** Start **
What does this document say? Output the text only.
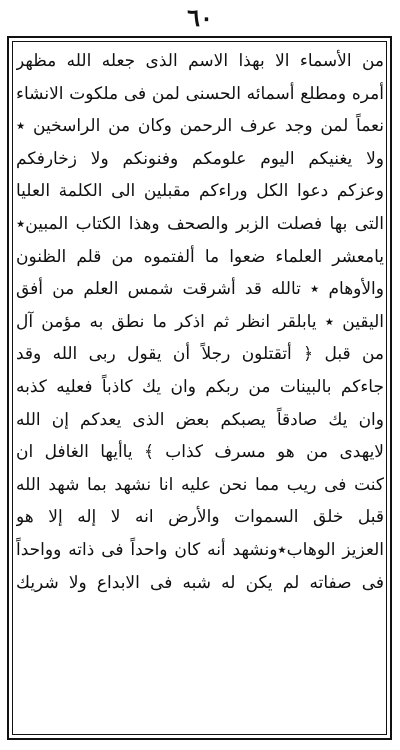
٦٠
من الأسماء الا بهذا الاسم الذى جعله الله مظهر
أمره ومطلع أسمائه الحسنى لمن فى ملكوت الانشاء
نعماً لمن وجد عرف الرحمن وكان من الراسخين ٭
ولا يغنيكم اليوم علومكم وفنونكم ولا زخارفكم
وعزكم دعوا الكل وراءكم مقبلين الى الكلمة العليا
التى بها فصلت الزبر والصحف وهذا الكتاب المبين٭
يامعشر العلماء ضعوا ما ألفتموه من قلم الظنون
والأوهام ٭ تالله قد أشرقت شمس العلم من أفق
اليقين ٭ يابلقر انظر ثم اذكر ما نطق به مؤمن آل
من قبل ﴿ أتقتلون رجلاً أن يقول ربى الله وقد
جاءكم بالبينات من ربكم وان يك كاذباً فعليه كذبه
وان يك صادقاً يصبكم بعض الذى يعدكم إن الله
لايهدى من هو مسرف كذاب ﴾ ياأيها الغافل ان
كنت فى ريب مما نحن عليه انا نشهد بما شهد الله
قبل خلق السموات والأرض انه لا إله إلا هو
العزيز الوهاب٭ونشهد أنه كان واحداً فى ذاته وواحداً
فى صفاته لم يكن له شبه فى الابداع ولا شريك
** End **
WORK TO COMPLETE =
Using the material above, retype each entry exactly and omit the pictures.

ANSWER TO THE TASK =
What does this document say? Output the text only.
٦٠
من الأسماء الا بهذا الاسم الذى جعله الله مظهر
أمره ومطلع أسمائه الحسنى لمن فى ملكوت الانشاء
نعماً لمن وجد عرف الرحمن وكان من الراسخين ٭
ولا يغنيكم اليوم علومكم وفنونكم ولا زخارفكم
وعزكم دعوا الكل وراءكم مقبلين الى الكلمة العليا
التى بها فصلت الزبر والصحف وهذا الكتاب المبين٭
يامعشر العلماء ضعوا ما ألفتموه من قلم الظنون
والأوهام ٭ تالله قد أشرقت شمس العلم من أفق
اليقين ٭ يابلقر انظر ثم اذكر ما نطق به مؤمن آل
من قبل ﴿ أتقتلون رجلاً أن يقول ربى الله وقد
جاءكم بالبينات من ربكم وان يك كاذباً فعليه كذبه
وان يك صادقاً يصبكم بعض الذى يعدكم إن الله
لايهدى من هو مسرف كذاب ﴾ ياأيها الغافل ان
كنت فى ريب مما نحن عليه انا نشهد بما شهد الله
قبل خلق السموات والأرض انه لا إله إلا هو
العزيز الوهاب٭ونشهد أنه كان واحداً فى ذاته وواحداً
فى صفاته لم يكن له شبه فى الابداع ولا شريك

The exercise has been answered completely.